* THE REQUEST *
Leave out the pictures and transcribe the rest of the records exactly.

* INFORMATION SUPPLIED *
-------

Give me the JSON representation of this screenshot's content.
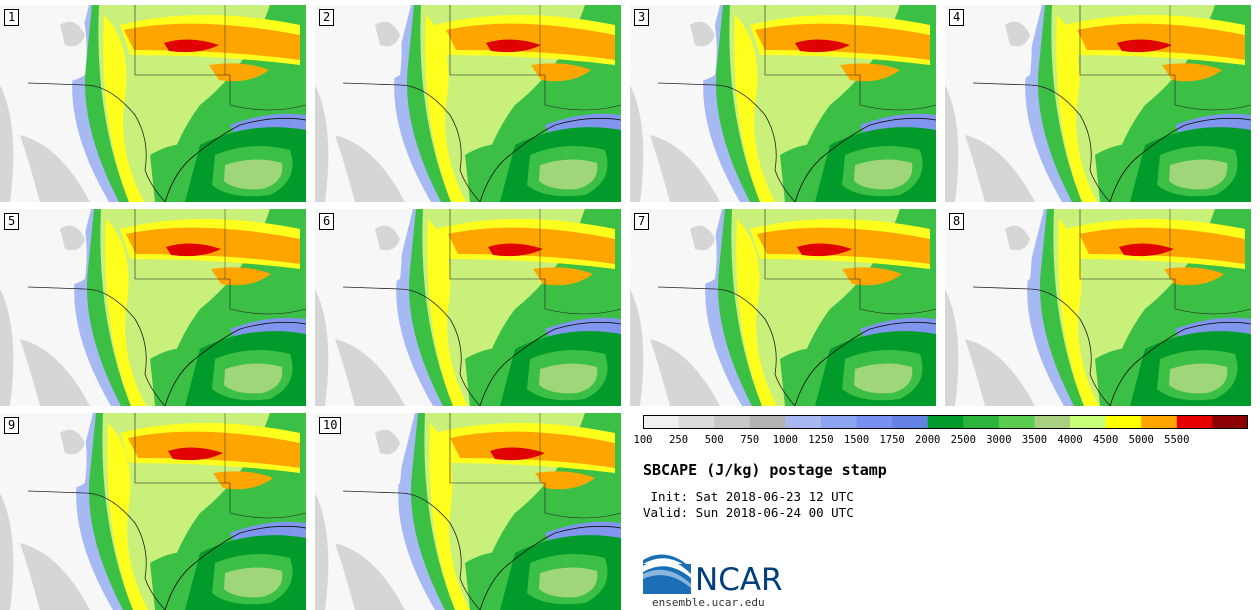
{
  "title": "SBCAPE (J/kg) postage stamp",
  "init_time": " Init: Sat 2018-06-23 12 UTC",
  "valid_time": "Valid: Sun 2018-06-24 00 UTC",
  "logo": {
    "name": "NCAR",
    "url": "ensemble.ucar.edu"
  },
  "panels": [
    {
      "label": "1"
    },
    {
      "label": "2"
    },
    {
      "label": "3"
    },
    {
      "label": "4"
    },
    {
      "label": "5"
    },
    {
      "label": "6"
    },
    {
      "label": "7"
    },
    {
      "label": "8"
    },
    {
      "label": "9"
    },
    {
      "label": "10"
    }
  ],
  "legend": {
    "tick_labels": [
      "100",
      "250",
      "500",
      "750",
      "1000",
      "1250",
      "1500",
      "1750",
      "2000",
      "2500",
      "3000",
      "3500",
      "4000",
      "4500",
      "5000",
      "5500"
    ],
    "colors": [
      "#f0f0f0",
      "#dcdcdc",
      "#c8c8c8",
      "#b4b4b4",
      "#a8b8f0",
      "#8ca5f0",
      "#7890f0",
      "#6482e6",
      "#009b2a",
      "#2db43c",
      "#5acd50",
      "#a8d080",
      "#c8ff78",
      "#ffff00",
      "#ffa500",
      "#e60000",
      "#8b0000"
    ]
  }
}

-------

* SOLUTION TO THE EXERCISE *
Give me the JSON representation of this screenshot's content.
{
  "title": "SBCAPE (J/kg) postage stamp",
  "init_time": " Init: Sat 2018-06-23 12 UTC",
  "valid_time": "Valid: Sun 2018-06-24 00 UTC",
  "logo": {
    "name": "NCAR",
    "url": "ensemble.ucar.edu"
  },
  "panels": [
    {
      "label": "1"
    },
    {
      "label": "2"
    },
    {
      "label": "3"
    },
    {
      "label": "4"
    },
    {
      "label": "5"
    },
    {
      "label": "6"
    },
    {
      "label": "7"
    },
    {
      "label": "8"
    },
    {
      "label": "9"
    },
    {
      "label": "10"
    }
  ],
  "legend": {
    "tick_labels": [
      "100",
      "250",
      "500",
      "750",
      "1000",
      "1250",
      "1500",
      "1750",
      "2000",
      "2500",
      "3000",
      "3500",
      "4000",
      "4500",
      "5000",
      "5500"
    ],
    "colors": [
      "#f0f0f0",
      "#dcdcdc",
      "#c8c8c8",
      "#b4b4b4",
      "#a8b8f0",
      "#8ca5f0",
      "#7890f0",
      "#6482e6",
      "#009b2a",
      "#2db43c",
      "#5acd50",
      "#a8d080",
      "#c8ff78",
      "#ffff00",
      "#ffa500",
      "#e60000",
      "#8b0000"
    ]
  }
}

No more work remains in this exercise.